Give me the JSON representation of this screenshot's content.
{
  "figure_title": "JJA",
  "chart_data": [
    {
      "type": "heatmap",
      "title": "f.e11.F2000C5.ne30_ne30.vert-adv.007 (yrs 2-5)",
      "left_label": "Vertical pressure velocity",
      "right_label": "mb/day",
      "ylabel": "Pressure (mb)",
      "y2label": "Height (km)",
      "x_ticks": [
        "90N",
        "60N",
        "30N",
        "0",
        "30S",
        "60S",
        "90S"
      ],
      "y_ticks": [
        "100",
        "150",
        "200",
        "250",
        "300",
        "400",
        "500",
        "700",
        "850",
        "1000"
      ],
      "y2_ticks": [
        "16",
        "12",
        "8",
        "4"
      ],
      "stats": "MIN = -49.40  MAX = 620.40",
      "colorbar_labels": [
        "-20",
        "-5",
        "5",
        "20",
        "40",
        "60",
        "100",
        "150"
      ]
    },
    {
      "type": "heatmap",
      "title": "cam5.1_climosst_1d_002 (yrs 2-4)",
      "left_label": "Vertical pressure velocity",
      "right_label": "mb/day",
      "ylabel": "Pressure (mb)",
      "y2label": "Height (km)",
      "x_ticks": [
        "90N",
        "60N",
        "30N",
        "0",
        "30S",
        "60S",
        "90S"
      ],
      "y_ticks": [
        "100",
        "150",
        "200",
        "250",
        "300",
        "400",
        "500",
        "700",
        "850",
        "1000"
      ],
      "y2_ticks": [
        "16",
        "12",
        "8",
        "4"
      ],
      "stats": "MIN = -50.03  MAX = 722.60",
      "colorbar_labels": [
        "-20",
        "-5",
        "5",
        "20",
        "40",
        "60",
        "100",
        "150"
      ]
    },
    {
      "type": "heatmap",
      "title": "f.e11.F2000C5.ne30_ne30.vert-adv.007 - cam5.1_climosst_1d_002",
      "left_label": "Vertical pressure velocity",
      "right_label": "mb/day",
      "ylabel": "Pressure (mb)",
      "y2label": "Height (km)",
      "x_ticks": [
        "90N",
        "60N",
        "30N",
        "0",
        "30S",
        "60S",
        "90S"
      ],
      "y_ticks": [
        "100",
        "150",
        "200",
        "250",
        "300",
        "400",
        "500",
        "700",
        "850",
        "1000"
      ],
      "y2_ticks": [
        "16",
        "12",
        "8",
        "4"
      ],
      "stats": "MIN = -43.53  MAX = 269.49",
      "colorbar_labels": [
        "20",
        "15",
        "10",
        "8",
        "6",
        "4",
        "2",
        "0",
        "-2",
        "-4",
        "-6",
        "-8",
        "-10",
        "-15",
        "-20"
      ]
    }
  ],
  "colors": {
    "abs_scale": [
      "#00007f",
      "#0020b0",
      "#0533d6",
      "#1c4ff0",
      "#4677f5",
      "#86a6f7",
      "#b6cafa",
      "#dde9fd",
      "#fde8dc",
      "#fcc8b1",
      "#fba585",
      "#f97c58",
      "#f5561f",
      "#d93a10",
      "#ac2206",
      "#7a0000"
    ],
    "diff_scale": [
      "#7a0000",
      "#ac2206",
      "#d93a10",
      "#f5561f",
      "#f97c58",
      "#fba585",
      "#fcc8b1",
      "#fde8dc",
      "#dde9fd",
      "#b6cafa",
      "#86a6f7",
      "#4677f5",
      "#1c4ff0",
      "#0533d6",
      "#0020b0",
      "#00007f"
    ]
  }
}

□ □ □ □ □

**Task instructions**
Retype the listing exactly, in full.

**The response**
Give me the JSON representation of this screenshot's content.
{
  "figure_title": "JJA",
  "chart_data": [
    {
      "type": "heatmap",
      "title": "f.e11.F2000C5.ne30_ne30.vert-adv.007 (yrs 2-5)",
      "left_label": "Vertical pressure velocity",
      "right_label": "mb/day",
      "ylabel": "Pressure (mb)",
      "y2label": "Height (km)",
      "x_ticks": [
        "90N",
        "60N",
        "30N",
        "0",
        "30S",
        "60S",
        "90S"
      ],
      "y_ticks": [
        "100",
        "150",
        "200",
        "250",
        "300",
        "400",
        "500",
        "700",
        "850",
        "1000"
      ],
      "y2_ticks": [
        "16",
        "12",
        "8",
        "4"
      ],
      "stats": "MIN = -49.40  MAX = 620.40",
      "colorbar_labels": [
        "-20",
        "-5",
        "5",
        "20",
        "40",
        "60",
        "100",
        "150"
      ]
    },
    {
      "type": "heatmap",
      "title": "cam5.1_climosst_1d_002 (yrs 2-4)",
      "left_label": "Vertical pressure velocity",
      "right_label": "mb/day",
      "ylabel": "Pressure (mb)",
      "y2label": "Height (km)",
      "x_ticks": [
        "90N",
        "60N",
        "30N",
        "0",
        "30S",
        "60S",
        "90S"
      ],
      "y_ticks": [
        "100",
        "150",
        "200",
        "250",
        "300",
        "400",
        "500",
        "700",
        "850",
        "1000"
      ],
      "y2_ticks": [
        "16",
        "12",
        "8",
        "4"
      ],
      "stats": "MIN = -50.03  MAX = 722.60",
      "colorbar_labels": [
        "-20",
        "-5",
        "5",
        "20",
        "40",
        "60",
        "100",
        "150"
      ]
    },
    {
      "type": "heatmap",
      "title": "f.e11.F2000C5.ne30_ne30.vert-adv.007 - cam5.1_climosst_1d_002",
      "left_label": "Vertical pressure velocity",
      "right_label": "mb/day",
      "ylabel": "Pressure (mb)",
      "y2label": "Height (km)",
      "x_ticks": [
        "90N",
        "60N",
        "30N",
        "0",
        "30S",
        "60S",
        "90S"
      ],
      "y_ticks": [
        "100",
        "150",
        "200",
        "250",
        "300",
        "400",
        "500",
        "700",
        "850",
        "1000"
      ],
      "y2_ticks": [
        "16",
        "12",
        "8",
        "4"
      ],
      "stats": "MIN = -43.53  MAX = 269.49",
      "colorbar_labels": [
        "20",
        "15",
        "10",
        "8",
        "6",
        "4",
        "2",
        "0",
        "-2",
        "-4",
        "-6",
        "-8",
        "-10",
        "-15",
        "-20"
      ]
    }
  ],
  "colors": {
    "abs_scale": [
      "#00007f",
      "#0020b0",
      "#0533d6",
      "#1c4ff0",
      "#4677f5",
      "#86a6f7",
      "#b6cafa",
      "#dde9fd",
      "#fde8dc",
      "#fcc8b1",
      "#fba585",
      "#f97c58",
      "#f5561f",
      "#d93a10",
      "#ac2206",
      "#7a0000"
    ],
    "diff_scale": [
      "#7a0000",
      "#ac2206",
      "#d93a10",
      "#f5561f",
      "#f97c58",
      "#fba585",
      "#fcc8b1",
      "#fde8dc",
      "#dde9fd",
      "#b6cafa",
      "#86a6f7",
      "#4677f5",
      "#1c4ff0",
      "#0533d6",
      "#0020b0",
      "#00007f"
    ]
  }
}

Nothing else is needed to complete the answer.